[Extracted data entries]
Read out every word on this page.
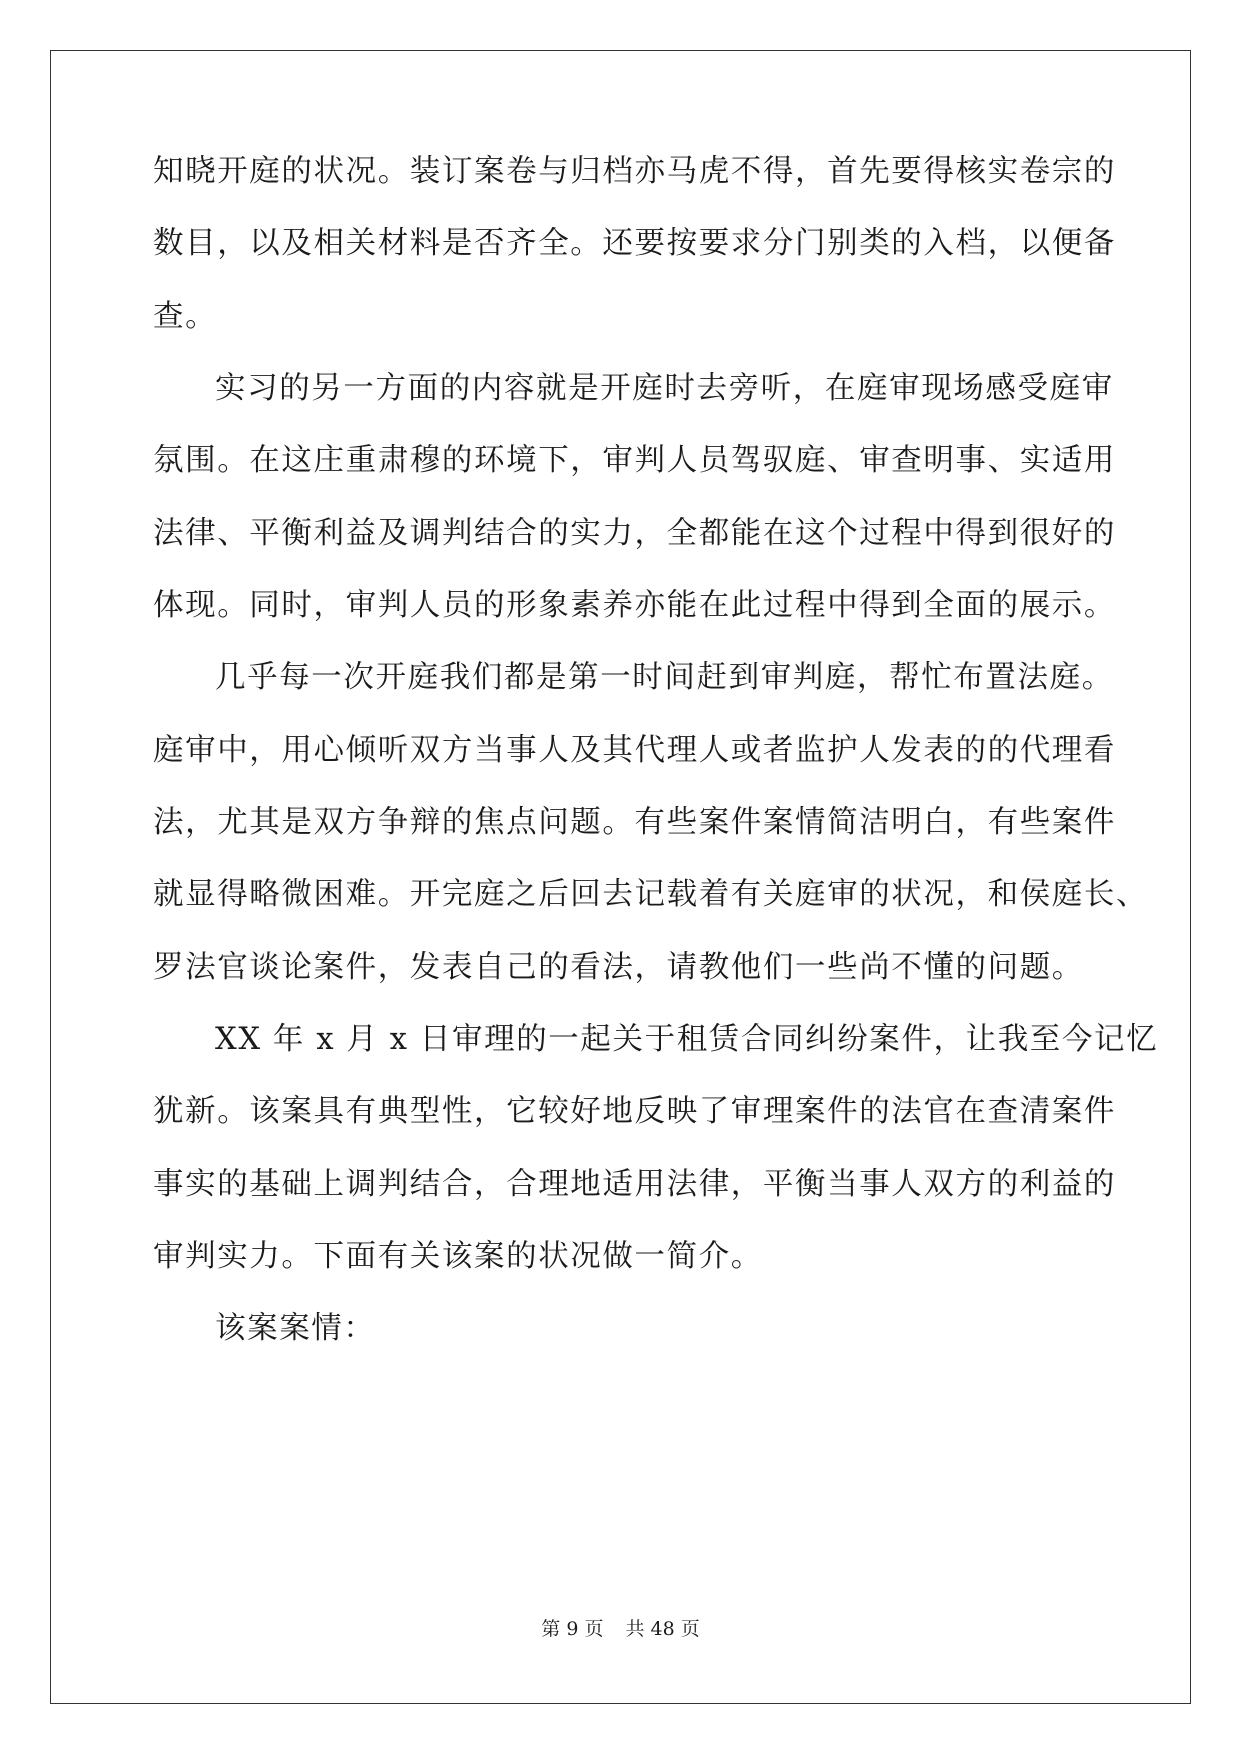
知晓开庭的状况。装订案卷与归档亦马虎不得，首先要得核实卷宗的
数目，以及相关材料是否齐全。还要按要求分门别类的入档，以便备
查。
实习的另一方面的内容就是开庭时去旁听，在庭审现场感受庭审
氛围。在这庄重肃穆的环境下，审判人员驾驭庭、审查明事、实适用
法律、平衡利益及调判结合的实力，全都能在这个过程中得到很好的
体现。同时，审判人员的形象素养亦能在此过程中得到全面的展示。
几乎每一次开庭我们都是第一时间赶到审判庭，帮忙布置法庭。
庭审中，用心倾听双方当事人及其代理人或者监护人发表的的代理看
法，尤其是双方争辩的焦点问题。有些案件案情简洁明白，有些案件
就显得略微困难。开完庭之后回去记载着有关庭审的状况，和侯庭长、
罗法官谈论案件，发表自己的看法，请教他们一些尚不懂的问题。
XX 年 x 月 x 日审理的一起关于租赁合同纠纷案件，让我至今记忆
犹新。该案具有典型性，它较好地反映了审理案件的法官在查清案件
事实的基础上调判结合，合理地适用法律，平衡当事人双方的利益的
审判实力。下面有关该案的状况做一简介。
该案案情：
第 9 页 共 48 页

*Given task:* Omit every picture while copying the listing above exactly.

*Task answer:*
Read out every word on this page.
知晓开庭的状况。装订案卷与归档亦马虎不得，首先要得核实卷宗的
数目，以及相关材料是否齐全。还要按要求分门别类的入档，以便备
查。
实习的另一方面的内容就是开庭时去旁听，在庭审现场感受庭审
氛围。在这庄重肃穆的环境下，审判人员驾驭庭、审查明事、实适用
法律、平衡利益及调判结合的实力，全都能在这个过程中得到很好的
体现。同时，审判人员的形象素养亦能在此过程中得到全面的展示。
几乎每一次开庭我们都是第一时间赶到审判庭，帮忙布置法庭。
庭审中，用心倾听双方当事人及其代理人或者监护人发表的的代理看
法，尤其是双方争辩的焦点问题。有些案件案情简洁明白，有些案件
就显得略微困难。开完庭之后回去记载着有关庭审的状况，和侯庭长、
罗法官谈论案件，发表自己的看法，请教他们一些尚不懂的问题。
XX 年 x 月 x 日审理的一起关于租赁合同纠纷案件，让我至今记忆
犹新。该案具有典型性，它较好地反映了审理案件的法官在查清案件
事实的基础上调判结合，合理地适用法律，平衡当事人双方的利益的
审判实力。下面有关该案的状况做一简介。
该案案情：
第 9 页 共 48 页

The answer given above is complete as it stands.